Raw records:
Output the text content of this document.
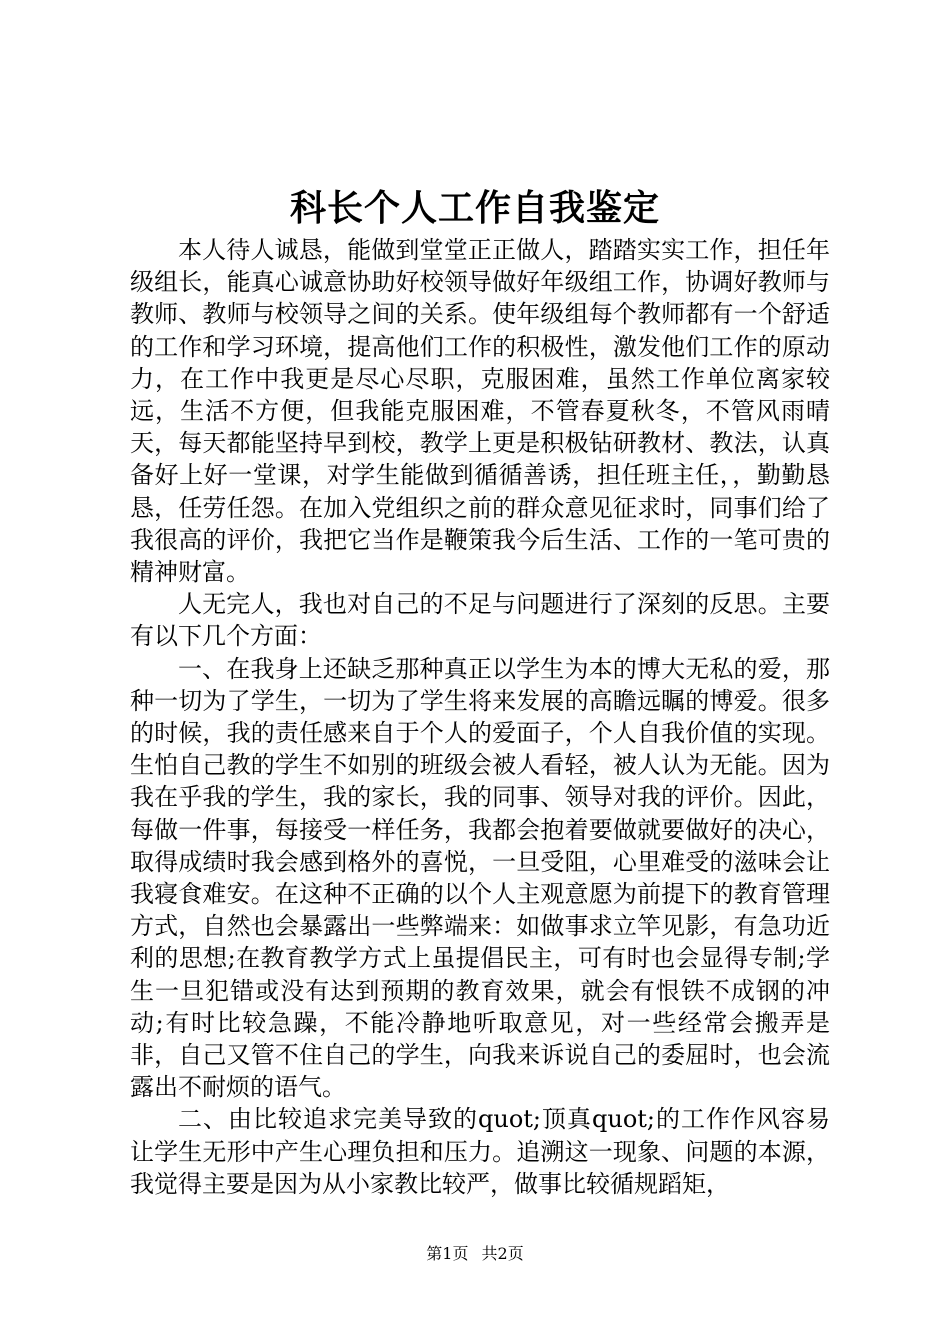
科长个人工作自我鉴定

本人待人诚恳，能做到堂堂正正做人，踏踏实实工作，担任年级组长，能真心诚意协助好校领导做好年级组工作，协调好教师与教师、教师与校领导之间的关系。使年级组每个教师都有一个舒适的工作和学习环境，提高他们工作的积极性，激发他们工作的原动力，在工作中我更是尽心尽职，克服困难，虽然工作单位离家较远，生活不方便，但我能克服困难，不管春夏秋冬，不管风雨晴天，每天都能坚持早到校，教学上更是积极钻研教材、教法，认真备好上好一堂课，对学生能做到循循善诱，担任班主任，，勤勤恳恳，任劳任怨。在加入党组织之前的群众意见征求时，同事们给了我很高的评价，我把它当作是鞭策我今后生活、工作的一笔可贵的精神财富。

人无完人，我也对自己的不足与问题进行了深刻的反思。主要有以下几个方面：

一、在我身上还缺乏那种真正以学生为本的博大无私的爱，那种一切为了学生，一切为了学生将来发展的高瞻远瞩的博爱。很多的时候，我的责任感来自于个人的爱面子，个人自我价值的实现。生怕自己教的学生不如别的班级会被人看轻，被人认为无能。因为我在乎我的学生，我的家长，我的同事、领导对我的评价。因此，每做一件事，每接受一样任务，我都会抱着要做就要做好的决心，取得成绩时我会感到格外的喜悦，一旦受阻，心里难受的滋味会让我寝食难安。在这种不正确的以个人主观意愿为前提下的教育管理方式，自然也会暴露出一些弊端来：如做事求立竿见影，有急功近利的思想;在教育教学方式上虽提倡民主，可有时也会显得专制;学生一旦犯错或没有达到预期的教育效果，就会有恨铁不成钢的冲动;有时比较急躁，不能冷静地听取意见，对一些经常会搬弄是非，自己又管不住自己的学生，向我来诉说自己的委屈时，也会流露出不耐烦的语气。

二、由比较追求完美导致的quot;顶真quot;的工作作风容易让学生无形中产生心理负担和压力。追溯这一现象、问题的本源，我觉得主要是因为从小家教比较严，做事比较循规蹈矩，

第1页 共2页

◆ **PROBLEM DETAILS**: Retype the listing exactly. Pictures do not belong in the copy.

◆ **RESPONSE TO THIS EXERCISE**:
Output the text content of this document.
科长个人工作自我鉴定

本人待人诚恳，能做到堂堂正正做人，踏踏实实工作，担任年级组长，能真心诚意协助好校领导做好年级组工作，协调好教师与教师、教师与校领导之间的关系。使年级组每个教师都有一个舒适的工作和学习环境，提高他们工作的积极性，激发他们工作的原动力，在工作中我更是尽心尽职，克服困难，虽然工作单位离家较远，生活不方便，但我能克服困难，不管春夏秋冬，不管风雨晴天，每天都能坚持早到校，教学上更是积极钻研教材、教法，认真备好上好一堂课，对学生能做到循循善诱，担任班主任，，勤勤恳恳，任劳任怨。在加入党组织之前的群众意见征求时，同事们给了我很高的评价，我把它当作是鞭策我今后生活、工作的一笔可贵的精神财富。

人无完人，我也对自己的不足与问题进行了深刻的反思。主要有以下几个方面：

一、在我身上还缺乏那种真正以学生为本的博大无私的爱，那种一切为了学生，一切为了学生将来发展的高瞻远瞩的博爱。很多的时候，我的责任感来自于个人的爱面子，个人自我价值的实现。生怕自己教的学生不如别的班级会被人看轻，被人认为无能。因为我在乎我的学生，我的家长，我的同事、领导对我的评价。因此，每做一件事，每接受一样任务，我都会抱着要做就要做好的决心，取得成绩时我会感到格外的喜悦，一旦受阻，心里难受的滋味会让我寝食难安。在这种不正确的以个人主观意愿为前提下的教育管理方式，自然也会暴露出一些弊端来：如做事求立竿见影，有急功近利的思想;在教育教学方式上虽提倡民主，可有时也会显得专制;学生一旦犯错或没有达到预期的教育效果，就会有恨铁不成钢的冲动;有时比较急躁，不能冷静地听取意见，对一些经常会搬弄是非，自己又管不住自己的学生，向我来诉说自己的委屈时，也会流露出不耐烦的语气。

二、由比较追求完美导致的quot;顶真quot;的工作作风容易让学生无形中产生心理负担和压力。追溯这一现象、问题的本源，我觉得主要是因为从小家教比较严，做事比较循规蹈矩，

第1页 共2页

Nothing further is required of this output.